Print the entire listing. Each line must match the original exactly.

### Exercise input
· · · · ·

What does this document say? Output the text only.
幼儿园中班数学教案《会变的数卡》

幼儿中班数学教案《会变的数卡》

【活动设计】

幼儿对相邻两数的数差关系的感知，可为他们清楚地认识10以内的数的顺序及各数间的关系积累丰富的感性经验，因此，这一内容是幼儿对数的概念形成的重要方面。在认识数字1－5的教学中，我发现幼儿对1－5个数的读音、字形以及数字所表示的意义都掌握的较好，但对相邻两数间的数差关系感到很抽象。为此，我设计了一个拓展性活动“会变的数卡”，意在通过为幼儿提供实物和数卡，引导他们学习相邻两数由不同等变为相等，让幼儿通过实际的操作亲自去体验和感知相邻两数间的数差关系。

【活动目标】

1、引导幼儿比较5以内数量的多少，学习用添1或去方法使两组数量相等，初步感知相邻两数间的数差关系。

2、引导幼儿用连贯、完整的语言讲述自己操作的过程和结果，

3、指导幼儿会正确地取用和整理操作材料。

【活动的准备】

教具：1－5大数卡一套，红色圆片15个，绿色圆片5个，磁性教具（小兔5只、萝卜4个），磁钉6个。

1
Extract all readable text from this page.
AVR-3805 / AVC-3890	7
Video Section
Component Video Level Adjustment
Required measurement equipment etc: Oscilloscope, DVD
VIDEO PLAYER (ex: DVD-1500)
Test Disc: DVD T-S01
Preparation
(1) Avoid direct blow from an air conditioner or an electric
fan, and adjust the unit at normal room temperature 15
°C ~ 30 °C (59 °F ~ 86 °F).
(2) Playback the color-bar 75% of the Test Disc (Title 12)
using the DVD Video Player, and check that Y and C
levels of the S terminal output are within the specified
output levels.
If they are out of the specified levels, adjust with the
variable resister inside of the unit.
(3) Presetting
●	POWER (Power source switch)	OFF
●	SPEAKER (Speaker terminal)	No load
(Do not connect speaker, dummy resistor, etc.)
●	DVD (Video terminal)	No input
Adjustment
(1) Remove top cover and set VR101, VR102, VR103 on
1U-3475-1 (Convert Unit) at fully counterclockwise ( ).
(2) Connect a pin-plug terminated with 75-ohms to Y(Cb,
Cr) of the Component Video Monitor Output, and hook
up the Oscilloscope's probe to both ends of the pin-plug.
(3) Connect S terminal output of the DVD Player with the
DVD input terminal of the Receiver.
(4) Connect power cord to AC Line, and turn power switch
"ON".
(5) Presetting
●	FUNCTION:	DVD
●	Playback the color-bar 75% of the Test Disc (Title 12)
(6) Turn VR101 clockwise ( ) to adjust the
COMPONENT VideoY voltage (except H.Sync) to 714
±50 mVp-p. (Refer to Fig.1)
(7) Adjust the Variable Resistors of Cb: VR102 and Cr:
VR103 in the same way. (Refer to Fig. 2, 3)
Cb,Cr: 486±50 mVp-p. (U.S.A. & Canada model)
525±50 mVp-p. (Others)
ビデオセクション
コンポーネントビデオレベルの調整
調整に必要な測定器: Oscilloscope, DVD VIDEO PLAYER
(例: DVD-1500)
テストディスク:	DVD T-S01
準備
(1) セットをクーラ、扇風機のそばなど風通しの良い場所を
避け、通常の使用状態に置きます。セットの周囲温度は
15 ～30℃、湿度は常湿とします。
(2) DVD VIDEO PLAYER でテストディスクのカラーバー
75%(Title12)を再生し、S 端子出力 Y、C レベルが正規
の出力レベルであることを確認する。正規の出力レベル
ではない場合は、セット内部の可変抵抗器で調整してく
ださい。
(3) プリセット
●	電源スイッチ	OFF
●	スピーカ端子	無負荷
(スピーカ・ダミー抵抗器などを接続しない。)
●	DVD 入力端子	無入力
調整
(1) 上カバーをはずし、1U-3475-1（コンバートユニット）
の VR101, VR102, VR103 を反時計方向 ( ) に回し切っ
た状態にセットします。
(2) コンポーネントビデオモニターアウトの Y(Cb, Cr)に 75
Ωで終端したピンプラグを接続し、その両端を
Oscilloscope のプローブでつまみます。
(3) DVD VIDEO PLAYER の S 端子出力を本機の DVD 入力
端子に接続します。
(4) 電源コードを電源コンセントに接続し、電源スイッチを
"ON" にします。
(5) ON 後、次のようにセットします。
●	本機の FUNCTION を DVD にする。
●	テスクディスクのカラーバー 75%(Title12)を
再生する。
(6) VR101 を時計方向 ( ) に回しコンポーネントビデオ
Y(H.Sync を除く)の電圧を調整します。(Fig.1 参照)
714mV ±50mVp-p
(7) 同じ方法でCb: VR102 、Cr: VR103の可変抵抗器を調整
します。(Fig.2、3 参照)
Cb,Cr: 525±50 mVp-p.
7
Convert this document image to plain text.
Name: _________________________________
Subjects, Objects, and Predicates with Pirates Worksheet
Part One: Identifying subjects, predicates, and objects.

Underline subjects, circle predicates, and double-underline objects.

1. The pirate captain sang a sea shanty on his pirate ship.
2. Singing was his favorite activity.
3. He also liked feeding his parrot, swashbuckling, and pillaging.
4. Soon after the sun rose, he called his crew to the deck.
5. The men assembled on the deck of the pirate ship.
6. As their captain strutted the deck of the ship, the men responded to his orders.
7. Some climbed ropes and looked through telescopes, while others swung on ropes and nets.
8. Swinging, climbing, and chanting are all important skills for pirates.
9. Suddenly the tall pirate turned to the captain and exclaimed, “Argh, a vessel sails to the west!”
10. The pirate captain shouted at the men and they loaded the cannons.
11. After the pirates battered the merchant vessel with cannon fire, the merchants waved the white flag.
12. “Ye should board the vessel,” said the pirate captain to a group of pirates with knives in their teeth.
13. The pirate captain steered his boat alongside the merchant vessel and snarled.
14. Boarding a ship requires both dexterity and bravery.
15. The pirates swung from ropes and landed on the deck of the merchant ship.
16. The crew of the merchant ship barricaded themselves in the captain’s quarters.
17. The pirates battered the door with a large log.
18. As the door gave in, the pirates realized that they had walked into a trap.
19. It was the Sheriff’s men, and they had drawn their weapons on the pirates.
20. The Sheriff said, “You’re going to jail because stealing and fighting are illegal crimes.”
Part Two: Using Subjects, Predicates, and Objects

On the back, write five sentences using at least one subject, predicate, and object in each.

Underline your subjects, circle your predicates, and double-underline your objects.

· · · · ·

### Solved exercise
What does this document say? Output the text only.
幼儿园中班数学教案《会变的数卡》

幼儿中班数学教案《会变的数卡》

【活动设计】

幼儿对相邻两数的数差关系的感知，可为他们清楚地认识10以内的数的顺序及各数间的关系积累丰富的感性经验，因此，这一内容是幼儿对数的概念形成的重要方面。在认识数字1－5的教学中，我发现幼儿对1－5个数的读音、字形以及数字所表示的意义都掌握的较好，但对相邻两数间的数差关系感到很抽象。为此，我设计了一个拓展性活动“会变的数卡”，意在通过为幼儿提供实物和数卡，引导他们学习相邻两数由不同等变为相等，让幼儿通过实际的操作亲自去体验和感知相邻两数间的数差关系。

【活动目标】

1、引导幼儿比较5以内数量的多少，学习用添1或去方法使两组数量相等，初步感知相邻两数间的数差关系。

2、引导幼儿用连贯、完整的语言讲述自己操作的过程和结果，

3、指导幼儿会正确地取用和整理操作材料。

【活动的准备】

教具：1－5大数卡一套，红色圆片15个，绿色圆片5个，磁性教具（小兔5只、萝卜4个），磁钉6个。

1
Extract all readable text from this page.
AVR-3805 / AVC-3890	7
Video Section
Component Video Level Adjustment
Required measurement equipment etc: Oscilloscope, DVD
VIDEO PLAYER (ex: DVD-1500)
Test Disc: DVD T-S01
Preparation
(1) Avoid direct blow from an air conditioner or an electric
fan, and adjust the unit at normal room temperature 15
°C ~ 30 °C (59 °F ~ 86 °F).
(2) Playback the color-bar 75% of the Test Disc (Title 12)
using the DVD Video Player, and check that Y and C
levels of the S terminal output are within the specified
output levels.
If they are out of the specified levels, adjust with the
variable resister inside of the unit.
(3) Presetting
●	POWER (Power source switch)	OFF
●	SPEAKER (Speaker terminal)	No load
(Do not connect speaker, dummy resistor, etc.)
●	DVD (Video terminal)	No input
Adjustment
(1) Remove top cover and set VR101, VR102, VR103 on
1U-3475-1 (Convert Unit) at fully counterclockwise ( ).
(2) Connect a pin-plug terminated with 75-ohms to Y(Cb,
Cr) of the Component Video Monitor Output, and hook
up the Oscilloscope's probe to both ends of the pin-plug.
(3) Connect S terminal output of the DVD Player with the
DVD input terminal of the Receiver.
(4) Connect power cord to AC Line, and turn power switch
"ON".
(5) Presetting
●	FUNCTION:	DVD
●	Playback the color-bar 75% of the Test Disc (Title 12)
(6) Turn VR101 clockwise ( ) to adjust the
COMPONENT VideoY voltage (except H.Sync) to 714
±50 mVp-p. (Refer to Fig.1)
(7) Adjust the Variable Resistors of Cb: VR102 and Cr:
VR103 in the same way. (Refer to Fig. 2, 3)
Cb,Cr: 486±50 mVp-p. (U.S.A. & Canada model)
525±50 mVp-p. (Others)
ビデオセクション
コンポーネントビデオレベルの調整
調整に必要な測定器: Oscilloscope, DVD VIDEO PLAYER
(例: DVD-1500)
テストディスク:	DVD T-S01
準備
(1) セットをクーラ、扇風機のそばなど風通しの良い場所を
避け、通常の使用状態に置きます。セットの周囲温度は
15 ～30℃、湿度は常湿とします。
(2) DVD VIDEO PLAYER でテストディスクのカラーバー
75%(Title12)を再生し、S 端子出力 Y、C レベルが正規
の出力レベルであることを確認する。正規の出力レベル
ではない場合は、セット内部の可変抵抗器で調整してく
ださい。
(3) プリセット
●	電源スイッチ	OFF
●	スピーカ端子	無負荷
(スピーカ・ダミー抵抗器などを接続しない。)
●	DVD 入力端子	無入力
調整
(1) 上カバーをはずし、1U-3475-1（コンバートユニット）
の VR101, VR102, VR103 を反時計方向 ( ) に回し切っ
た状態にセットします。
(2) コンポーネントビデオモニターアウトの Y(Cb, Cr)に 75
Ωで終端したピンプラグを接続し、その両端を
Oscilloscope のプローブでつまみます。
(3) DVD VIDEO PLAYER の S 端子出力を本機の DVD 入力
端子に接続します。
(4) 電源コードを電源コンセントに接続し、電源スイッチを
"ON" にします。
(5) ON 後、次のようにセットします。
●	本機の FUNCTION を DVD にする。
●	テスクディスクのカラーバー 75%(Title12)を
再生する。
(6) VR101 を時計方向 ( ) に回しコンポーネントビデオ
Y(H.Sync を除く)の電圧を調整します。(Fig.1 参照)
714mV ±50mVp-p
(7) 同じ方法でCb: VR102 、Cr: VR103の可変抵抗器を調整
します。(Fig.2、3 参照)
Cb,Cr: 525±50 mVp-p.
7
Convert this document image to plain text.
Name: _________________________________
Subjects, Objects, and Predicates with Pirates Worksheet
Part One: Identifying subjects, predicates, and objects.

Underline subjects, circle predicates, and double-underline objects.

1. The pirate captain sang a sea shanty on his pirate ship.
2. Singing was his favorite activity.
3. He also liked feeding his parrot, swashbuckling, and pillaging.
4. Soon after the sun rose, he called his crew to the deck.
5. The men assembled on the deck of the pirate ship.
6. As their captain strutted the deck of the ship, the men responded to his orders.
7. Some climbed ropes and looked through telescopes, while others swung on ropes and nets.
8. Swinging, climbing, and chanting are all important skills for pirates.
9. Suddenly the tall pirate turned to the captain and exclaimed, “Argh, a vessel sails to the west!”
10. The pirate captain shouted at the men and they loaded the cannons.
11. After the pirates battered the merchant vessel with cannon fire, the merchants waved the white flag.
12. “Ye should board the vessel,” said the pirate captain to a group of pirates with knives in their teeth.
13. The pirate captain steered his boat alongside the merchant vessel and snarled.
14. Boarding a ship requires both dexterity and bravery.
15. The pirates swung from ropes and landed on the deck of the merchant ship.
16. The crew of the merchant ship barricaded themselves in the captain’s quarters.
17. The pirates battered the door with a large log.
18. As the door gave in, the pirates realized that they had walked into a trap.
19. It was the Sheriff’s men, and they had drawn their weapons on the pirates.
20. The Sheriff said, “You’re going to jail because stealing and fighting are illegal crimes.”
Part Two: Using Subjects, Predicates, and Objects

On the back, write five sentences using at least one subject, predicate, and object in each.

Underline your subjects, circle your predicates, and double-underline your objects.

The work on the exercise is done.